** BEGIN **

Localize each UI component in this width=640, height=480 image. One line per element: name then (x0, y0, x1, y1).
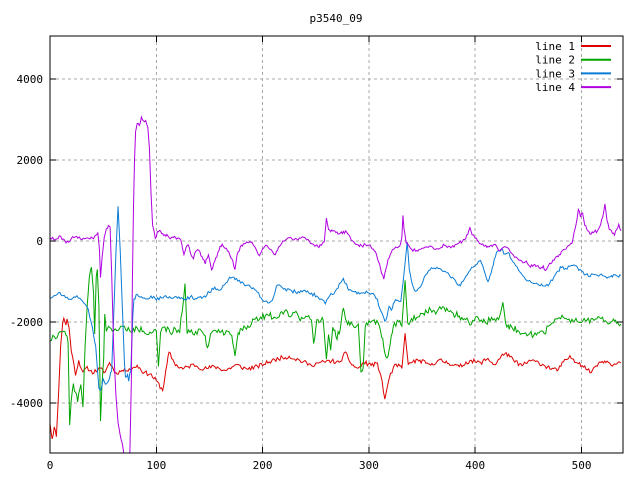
y-tick-label: 4000 (17, 73, 44, 86)
legend-entry: line 1 (535, 40, 611, 53)
legend-label: line 4 (535, 81, 575, 94)
legend-label: line 2 (535, 54, 575, 67)
x-tick-label: 300 (359, 459, 379, 472)
grid-lines (49, 36, 623, 453)
plot-border (49, 35, 624, 454)
plot-border-and-ticks (49, 35, 624, 454)
y-tick-label: -2000 (10, 316, 43, 329)
x-tick-label: 400 (465, 459, 485, 472)
data-series (50, 115, 622, 453)
series-line-1 (50, 316, 622, 440)
legend-entry: line 3 (535, 67, 611, 80)
legend-entry: line 4 (535, 81, 611, 94)
axis-tick-labels: -4000 -2000 0 2000 4000 0 100 200 300 400 500 (10, 73, 592, 472)
x-tick-label: 500 (572, 459, 592, 472)
x-tick-label: 100 (146, 459, 166, 472)
y-tick-label: 2000 (17, 154, 44, 167)
legend-label: line 3 (535, 67, 575, 80)
series-line-3 (50, 206, 622, 391)
y-tick-label: 0 (36, 235, 43, 248)
series-line-2 (50, 267, 622, 426)
series-line-4 (50, 115, 622, 453)
y-tick-label: -4000 (10, 397, 43, 410)
chart-title: p3540_09 (310, 12, 363, 25)
x-tick-label: 200 (253, 459, 273, 472)
legend-label: line 1 (535, 40, 575, 53)
legend-entry: line 2 (535, 54, 611, 67)
x-tick-label: 0 (47, 459, 54, 472)
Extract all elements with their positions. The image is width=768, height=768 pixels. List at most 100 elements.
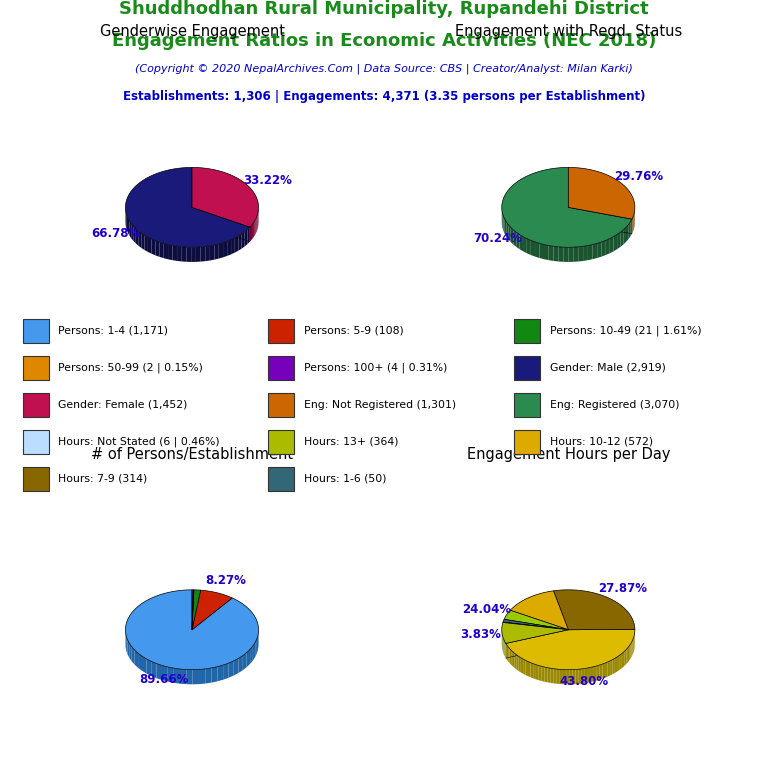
Bar (269, 429, 294, 454)
Polygon shape (196, 247, 200, 262)
Polygon shape (502, 167, 632, 247)
Text: Establishments: 1,306 | Engagements: 4,371 (3.35 persons per Establishment): Establishments: 1,306 | Engagements: 4,3… (123, 90, 645, 103)
Polygon shape (531, 240, 535, 257)
Polygon shape (229, 661, 233, 677)
Polygon shape (575, 669, 579, 684)
Text: 43.80%: 43.80% (560, 675, 609, 688)
Polygon shape (523, 659, 525, 675)
Text: 66.78%: 66.78% (91, 227, 141, 240)
Bar (23, 392, 48, 417)
Polygon shape (564, 247, 568, 262)
Polygon shape (541, 667, 545, 682)
Text: Gender: Male (2,919): Gender: Male (2,919) (550, 362, 666, 372)
Polygon shape (508, 647, 510, 664)
Polygon shape (548, 667, 551, 683)
Polygon shape (504, 611, 568, 630)
Polygon shape (591, 667, 594, 682)
Polygon shape (506, 629, 635, 670)
Polygon shape (615, 657, 617, 673)
Polygon shape (588, 667, 591, 683)
Polygon shape (160, 242, 164, 258)
Polygon shape (521, 657, 523, 674)
Polygon shape (506, 644, 507, 660)
Bar (515, 319, 540, 343)
Polygon shape (593, 243, 598, 259)
Polygon shape (558, 247, 564, 262)
Polygon shape (138, 231, 141, 248)
Bar (269, 319, 294, 343)
Bar (23, 467, 48, 491)
Polygon shape (613, 658, 615, 674)
Polygon shape (257, 635, 258, 654)
Text: 27.87%: 27.87% (598, 582, 647, 595)
Polygon shape (510, 649, 511, 665)
Polygon shape (568, 247, 573, 262)
Polygon shape (187, 247, 191, 262)
Polygon shape (254, 220, 255, 237)
Polygon shape (548, 246, 554, 261)
Polygon shape (614, 234, 617, 251)
Polygon shape (253, 222, 254, 238)
Text: Engagement Ratios in Economic Activities (NEC 2018): Engagement Ratios in Economic Activities… (112, 32, 656, 50)
Polygon shape (223, 241, 227, 257)
Bar (23, 356, 48, 379)
Polygon shape (610, 660, 613, 676)
Polygon shape (182, 247, 187, 262)
Polygon shape (129, 643, 131, 661)
Polygon shape (554, 669, 557, 684)
Polygon shape (528, 661, 531, 677)
Polygon shape (513, 230, 516, 247)
Polygon shape (127, 640, 129, 657)
Polygon shape (511, 650, 513, 667)
Polygon shape (515, 654, 517, 670)
Polygon shape (187, 670, 193, 684)
Polygon shape (142, 656, 147, 674)
Polygon shape (214, 244, 219, 260)
Polygon shape (619, 654, 621, 670)
Polygon shape (238, 234, 242, 250)
Polygon shape (631, 641, 632, 657)
Polygon shape (610, 237, 614, 253)
Polygon shape (125, 590, 259, 670)
Polygon shape (131, 647, 134, 664)
Polygon shape (632, 639, 633, 655)
Polygon shape (164, 243, 168, 260)
Polygon shape (508, 225, 511, 242)
Polygon shape (125, 167, 250, 247)
Polygon shape (560, 670, 563, 684)
Polygon shape (126, 213, 127, 230)
Polygon shape (239, 656, 243, 673)
Polygon shape (223, 663, 229, 680)
Polygon shape (253, 642, 255, 660)
Polygon shape (177, 247, 182, 261)
Text: 8.27%: 8.27% (205, 574, 246, 588)
Text: Engagement with Regd. Status: Engagement with Regd. Status (455, 24, 682, 39)
Polygon shape (247, 649, 250, 667)
Polygon shape (243, 653, 247, 670)
Text: Persons: 50-99 (2 | 0.15%): Persons: 50-99 (2 | 0.15%) (58, 362, 203, 373)
Polygon shape (200, 247, 205, 262)
Polygon shape (192, 590, 232, 630)
Polygon shape (544, 244, 548, 260)
Polygon shape (255, 639, 257, 657)
Polygon shape (233, 658, 239, 676)
Polygon shape (535, 242, 539, 258)
Polygon shape (621, 653, 623, 669)
Polygon shape (141, 233, 144, 250)
Polygon shape (192, 590, 194, 630)
Polygon shape (227, 240, 231, 256)
Polygon shape (585, 668, 588, 683)
Polygon shape (502, 214, 504, 231)
Polygon shape (594, 666, 597, 681)
Polygon shape (211, 667, 217, 683)
Polygon shape (173, 246, 177, 261)
Polygon shape (134, 650, 138, 668)
Polygon shape (174, 668, 180, 684)
Polygon shape (191, 247, 196, 262)
Polygon shape (502, 623, 568, 644)
Polygon shape (519, 234, 523, 251)
Polygon shape (210, 245, 214, 260)
Polygon shape (626, 225, 628, 242)
Polygon shape (606, 239, 610, 255)
Text: Shuddhodhan Rural Municipality, Rupandehi District: Shuddhodhan Rural Municipality, Rupandeh… (119, 0, 649, 18)
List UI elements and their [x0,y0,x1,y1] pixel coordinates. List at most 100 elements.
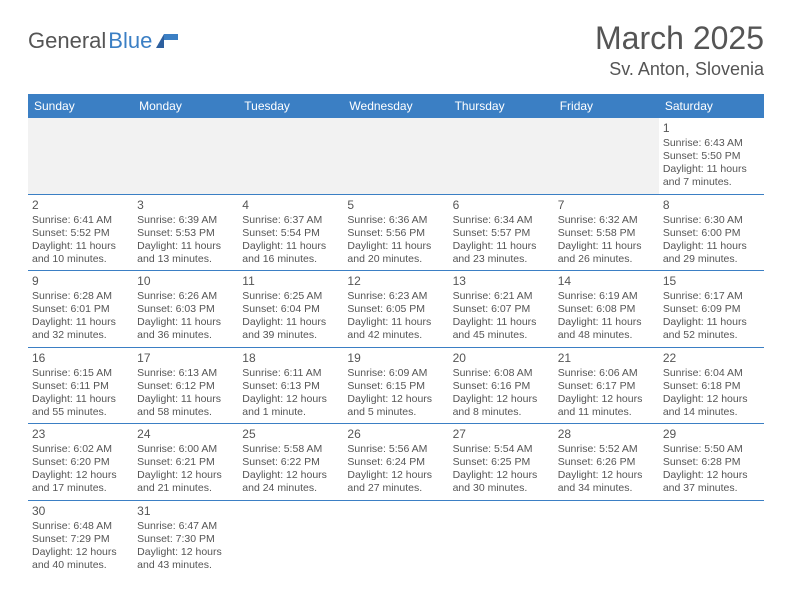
daylight-text: Daylight: 12 hours and 40 minutes. [32,546,129,572]
day-info: Sunrise: 6:00 AMSunset: 6:21 PMDaylight:… [137,443,234,496]
sunset-text: Sunset: 6:12 PM [137,380,234,393]
calendar-cell: 1Sunrise: 6:43 AMSunset: 5:50 PMDaylight… [659,118,764,194]
sunset-text: Sunset: 6:08 PM [558,303,655,316]
calendar-cell: 6Sunrise: 6:34 AMSunset: 5:57 PMDaylight… [449,194,554,271]
day-number: 14 [558,274,655,289]
day-number: 1 [663,121,760,136]
day-number: 11 [242,274,339,289]
day-info: Sunrise: 6:21 AMSunset: 6:07 PMDaylight:… [453,290,550,343]
day-info: Sunrise: 6:23 AMSunset: 6:05 PMDaylight:… [347,290,444,343]
day-number: 19 [347,351,444,366]
daylight-text: Daylight: 11 hours and 16 minutes. [242,240,339,266]
day-info: Sunrise: 6:02 AMSunset: 6:20 PMDaylight:… [32,443,129,496]
calendar-row: 30Sunrise: 6:48 AMSunset: 7:29 PMDayligh… [28,500,764,576]
day-number: 16 [32,351,129,366]
calendar-cell: 29Sunrise: 5:50 AMSunset: 6:28 PMDayligh… [659,424,764,501]
page-header: GeneralBlue March 2025 Sv. Anton, Sloven… [28,20,764,80]
logo-flag-icon [156,28,182,54]
daylight-text: Daylight: 11 hours and 52 minutes. [663,316,760,342]
logo-text-blue: Blue [108,28,152,54]
calendar-cell: 5Sunrise: 6:36 AMSunset: 5:56 PMDaylight… [343,194,448,271]
month-title: March 2025 [595,20,764,57]
sunset-text: Sunset: 5:53 PM [137,227,234,240]
day-number: 10 [137,274,234,289]
location: Sv. Anton, Slovenia [595,59,764,80]
day-info: Sunrise: 5:50 AMSunset: 6:28 PMDaylight:… [663,443,760,496]
daylight-text: Daylight: 12 hours and 8 minutes. [453,393,550,419]
calendar-cell [343,500,448,576]
sunrise-text: Sunrise: 6:11 AM [242,367,339,380]
calendar-cell: 13Sunrise: 6:21 AMSunset: 6:07 PMDayligh… [449,271,554,348]
calendar-cell: 7Sunrise: 6:32 AMSunset: 5:58 PMDaylight… [554,194,659,271]
calendar-row: 2Sunrise: 6:41 AMSunset: 5:52 PMDaylight… [28,194,764,271]
calendar-cell: 14Sunrise: 6:19 AMSunset: 6:08 PMDayligh… [554,271,659,348]
sunrise-text: Sunrise: 6:21 AM [453,290,550,303]
sunrise-text: Sunrise: 6:32 AM [558,214,655,227]
sunset-text: Sunset: 5:58 PM [558,227,655,240]
sunrise-text: Sunrise: 6:39 AM [137,214,234,227]
day-number: 8 [663,198,760,213]
day-number: 15 [663,274,760,289]
daylight-text: Daylight: 11 hours and 7 minutes. [663,163,760,189]
calendar-cell [449,500,554,576]
calendar-cell: 11Sunrise: 6:25 AMSunset: 6:04 PMDayligh… [238,271,343,348]
calendar-cell [28,118,133,194]
sunset-text: Sunset: 6:04 PM [242,303,339,316]
sunset-text: Sunset: 6:25 PM [453,456,550,469]
sunrise-text: Sunrise: 6:48 AM [32,520,129,533]
sunrise-text: Sunrise: 6:43 AM [663,137,760,150]
calendar-cell: 24Sunrise: 6:00 AMSunset: 6:21 PMDayligh… [133,424,238,501]
calendar-cell: 10Sunrise: 6:26 AMSunset: 6:03 PMDayligh… [133,271,238,348]
calendar-cell [133,118,238,194]
day-number: 27 [453,427,550,442]
day-number: 31 [137,504,234,519]
sunrise-text: Sunrise: 6:17 AM [663,290,760,303]
sunset-text: Sunset: 6:00 PM [663,227,760,240]
day-number: 25 [242,427,339,442]
calendar-cell: 8Sunrise: 6:30 AMSunset: 6:00 PMDaylight… [659,194,764,271]
day-info: Sunrise: 5:54 AMSunset: 6:25 PMDaylight:… [453,443,550,496]
daylight-text: Daylight: 12 hours and 37 minutes. [663,469,760,495]
day-number: 22 [663,351,760,366]
day-info: Sunrise: 6:32 AMSunset: 5:58 PMDaylight:… [558,214,655,267]
day-number: 29 [663,427,760,442]
sunset-text: Sunset: 6:15 PM [347,380,444,393]
sunset-text: Sunset: 6:18 PM [663,380,760,393]
day-info: Sunrise: 6:47 AMSunset: 7:30 PMDaylight:… [137,520,234,573]
calendar-cell: 23Sunrise: 6:02 AMSunset: 6:20 PMDayligh… [28,424,133,501]
daylight-text: Daylight: 11 hours and 36 minutes. [137,316,234,342]
day-number: 4 [242,198,339,213]
day-number: 2 [32,198,129,213]
day-info: Sunrise: 6:36 AMSunset: 5:56 PMDaylight:… [347,214,444,267]
day-number: 13 [453,274,550,289]
day-info: Sunrise: 6:26 AMSunset: 6:03 PMDaylight:… [137,290,234,343]
sunset-text: Sunset: 6:26 PM [558,456,655,469]
sunrise-text: Sunrise: 6:30 AM [663,214,760,227]
day-header-row: Sunday Monday Tuesday Wednesday Thursday… [28,94,764,118]
sunrise-text: Sunrise: 5:50 AM [663,443,760,456]
day-number: 3 [137,198,234,213]
daylight-text: Daylight: 11 hours and 10 minutes. [32,240,129,266]
calendar-cell [343,118,448,194]
day-info: Sunrise: 6:48 AMSunset: 7:29 PMDaylight:… [32,520,129,573]
dayhead-friday: Friday [554,94,659,118]
calendar-cell [238,118,343,194]
sunset-text: Sunset: 5:56 PM [347,227,444,240]
calendar-cell: 9Sunrise: 6:28 AMSunset: 6:01 PMDaylight… [28,271,133,348]
daylight-text: Daylight: 11 hours and 23 minutes. [453,240,550,266]
sunrise-text: Sunrise: 6:41 AM [32,214,129,227]
day-number: 23 [32,427,129,442]
daylight-text: Daylight: 12 hours and 14 minutes. [663,393,760,419]
calendar-cell: 4Sunrise: 6:37 AMSunset: 5:54 PMDaylight… [238,194,343,271]
sunset-text: Sunset: 6:05 PM [347,303,444,316]
dayhead-tuesday: Tuesday [238,94,343,118]
sunrise-text: Sunrise: 5:58 AM [242,443,339,456]
sunset-text: Sunset: 6:22 PM [242,456,339,469]
day-info: Sunrise: 6:43 AMSunset: 5:50 PMDaylight:… [663,137,760,190]
daylight-text: Daylight: 12 hours and 43 minutes. [137,546,234,572]
dayhead-wednesday: Wednesday [343,94,448,118]
day-info: Sunrise: 6:13 AMSunset: 6:12 PMDaylight:… [137,367,234,420]
calendar-cell [238,500,343,576]
sunrise-text: Sunrise: 6:28 AM [32,290,129,303]
calendar-cell: 12Sunrise: 6:23 AMSunset: 6:05 PMDayligh… [343,271,448,348]
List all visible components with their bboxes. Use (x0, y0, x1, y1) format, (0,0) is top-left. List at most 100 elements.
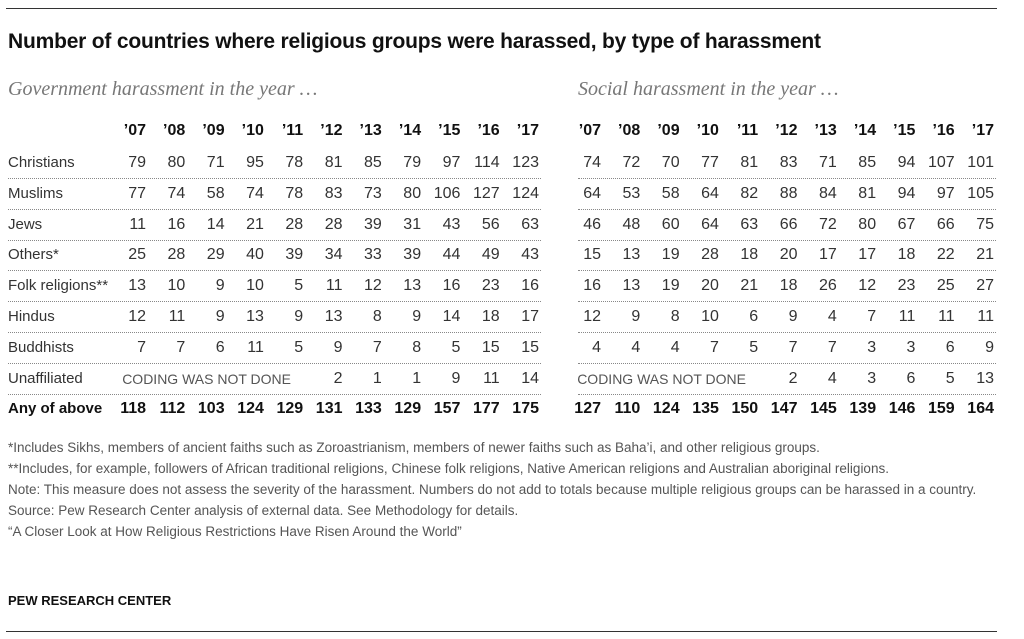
cell-value: 75 (976, 215, 994, 233)
cell-value: 147 (770, 400, 798, 418)
cell-value: 17 (819, 246, 837, 264)
cell-value: 63 (521, 215, 539, 233)
cell-value: 29 (206, 246, 225, 264)
cell-value: 20 (701, 277, 719, 295)
cell-value: 7 (867, 308, 877, 325)
cell-value: 39 (403, 246, 422, 264)
cell-value: 40 (246, 246, 264, 264)
cell-value: 7 (137, 338, 146, 356)
cell-value: 21 (740, 277, 759, 295)
row-label: Unaffiliated (8, 369, 83, 387)
cell-value: 81 (858, 184, 877, 202)
cell-value: 145 (810, 400, 837, 418)
year-header: ’07 (578, 122, 601, 139)
cell-value: 9 (788, 308, 798, 325)
cell-value: 9 (451, 369, 461, 387)
cell-value: 12 (858, 277, 877, 295)
cell-value: 114 (474, 154, 500, 171)
cell-value: 124 (237, 400, 264, 418)
cell-value: 107 (927, 154, 955, 171)
cell-value: 11 (325, 277, 343, 295)
cell-value: 7 (176, 338, 186, 356)
cell-value: 94 (897, 154, 916, 171)
cell-value: 77 (701, 154, 719, 171)
cell-value: 43 (442, 215, 461, 233)
year-header: ’08 (163, 122, 186, 139)
cell-value: 22 (936, 246, 955, 264)
row-separator (578, 239, 996, 241)
cell-value: 101 (967, 154, 994, 171)
cell-value: 74 (167, 184, 186, 202)
year-header: ’14 (853, 122, 877, 139)
panel-subtitle: Social harassment in the year … (578, 78, 839, 100)
cell-value: 9 (215, 308, 225, 325)
cell-value: 6 (215, 338, 225, 356)
cell-value: 12 (364, 277, 382, 295)
cell-value: 16 (442, 277, 461, 295)
cell-value: 82 (740, 184, 759, 202)
cell-value: 5 (294, 277, 304, 295)
row-separator (8, 301, 541, 303)
cell-value: 3 (867, 369, 877, 387)
row-label: Buddhists (8, 338, 74, 356)
cell-value: 7 (372, 338, 382, 356)
cell-value: 5 (451, 338, 461, 356)
cell-value: 18 (897, 246, 916, 264)
cell-value: 5 (945, 369, 955, 387)
cell-value: 177 (472, 400, 500, 418)
cell-value: 135 (692, 400, 719, 418)
cell-value: 39 (364, 215, 382, 233)
year-header: ’14 (398, 122, 422, 139)
cell-value: 81 (740, 154, 759, 171)
cell-value: 2 (788, 369, 798, 387)
cell-value: 127 (472, 184, 500, 202)
cell-value: 95 (246, 154, 264, 171)
cell-value: 18 (481, 308, 500, 325)
cell-value: 17 (521, 308, 539, 325)
year-header: ’09 (657, 122, 680, 139)
row-label: Jews (8, 215, 43, 233)
cell-value: 13 (128, 277, 146, 295)
cell-value: 33 (364, 246, 382, 264)
cell-value: 112 (159, 400, 186, 418)
cell-value: 8 (372, 308, 382, 325)
cell-value: 16 (521, 277, 539, 295)
cell-value: 129 (276, 400, 304, 418)
year-header: ’10 (696, 122, 719, 139)
cell-value: 71 (819, 154, 837, 171)
cell-value: 13 (976, 369, 994, 387)
cell-value: 49 (481, 246, 500, 264)
row-label: Muslims (8, 184, 63, 202)
cell-value: 175 (512, 400, 539, 418)
cell-value: 53 (622, 184, 641, 202)
cell-value: 9 (631, 308, 641, 325)
cell-value: 63 (740, 215, 759, 233)
row-separator (578, 178, 996, 179)
cell-value: 9 (333, 338, 343, 356)
cell-value: 7 (827, 338, 837, 356)
row-separator (8, 332, 541, 333)
cell-value: 18 (740, 246, 759, 264)
cell-value: 110 (614, 400, 641, 418)
year-header: ’17 (516, 122, 539, 139)
cell-value: 26 (819, 277, 837, 295)
cell-value: 6 (906, 369, 916, 387)
cell-value: 72 (622, 154, 641, 171)
year-header: ’09 (202, 122, 225, 139)
cell-value: 11 (129, 215, 146, 233)
cell-value: 139 (849, 400, 877, 418)
coding-note: CODING WAS NOT DONE (577, 370, 746, 387)
cell-value: 79 (128, 154, 146, 171)
cell-value: 18 (779, 277, 798, 295)
year-header: ’11 (736, 122, 759, 139)
cell-value: 106 (433, 184, 461, 202)
cell-value: 48 (622, 215, 641, 233)
cell-value: 3 (867, 338, 877, 356)
cell-value: 15 (481, 338, 500, 356)
cell-value: 20 (779, 246, 798, 264)
footnote: Note: This measure does not assess the s… (8, 482, 977, 497)
cell-value: 10 (246, 277, 264, 295)
cell-value: 13 (622, 246, 641, 264)
cell-value: 13 (324, 308, 343, 325)
cell-value: 23 (897, 277, 916, 295)
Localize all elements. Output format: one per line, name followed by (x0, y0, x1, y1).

** END **

Output every line from the one containing "daylight-text: Daylight: 12 hours and 40" down to the one containing "month-title: March 2025 [595,20,764,57]", both included, as a JSON list of strings with one string per line and blank lines skipped.

[
  "daylight-text: Daylight: 12 hours and 40 minutes. [32,546,129,572]",
  "day-info: Sunrise: 6:00 AMSunset: 6:21 PMDaylight:… [137,443,234,496]",
  "sunset-text: Sunset: 6:12 PM [137,380,234,393]",
  "calendar-cell: 1Sunrise: 6:43 AMSunset: 5:50 PMDaylight… [659,118,764,194]",
  "sunset-text: Sunset: 6:08 PM [558,303,655,316]",
  "calendar-cell: 6Sunrise: 6:34 AMSunset: 5:57 PMDaylight… [449,194,554,271]",
  "day-number: 14 [558,274,655,289]",
  "day-number: 1 [663,121,760,136]",
  "day-number: 11 [242,274,339,289]",
  "day-info: Sunrise: 6:21 AMSunset: 6:07 PMDaylight:… [453,290,550,343]",
  "day-info: Sunrise: 6:23 AMSunset: 6:05 PMDaylight:… [347,290,444,343]",
  "day-number: 19 [347,351,444,366]",
  "daylight-text: Daylight: 11 hours and 16 minutes. [242,240,339,266]",
  "day-info: Sunrise: 6:02 AMSunset: 6:20 PMDaylight:… [32,443,129,496]",
  "calendar-row: 30Sunrise: 6:48 AMSunset: 7:29 PMDayligh… [28,500,764,576]",
  "day-number: 16 [32,351,129,366]",
  "calendar-cell: 29Sunrise: 5:50 AMSunset: 6:28 PMDayligh… [659,424,764,501]",
  "page-header: GeneralBlue March 2025 Sv. Anton, Sloven… [28,20,764,80]",
  "logo-flag-icon [156,28,182,54]",
  "daylight-text: Daylight: 11 hours and 52 minutes. [663,316,760,342]",
  "logo-text-blue: Blue [108,28,152,54]",
  "calendar-cell: 5Sunrise: 6:36 AMSunset: 5:56 PMDaylight… [343,194,448,271]",
  "month-title: March 2025 [595,20,764,57]"
]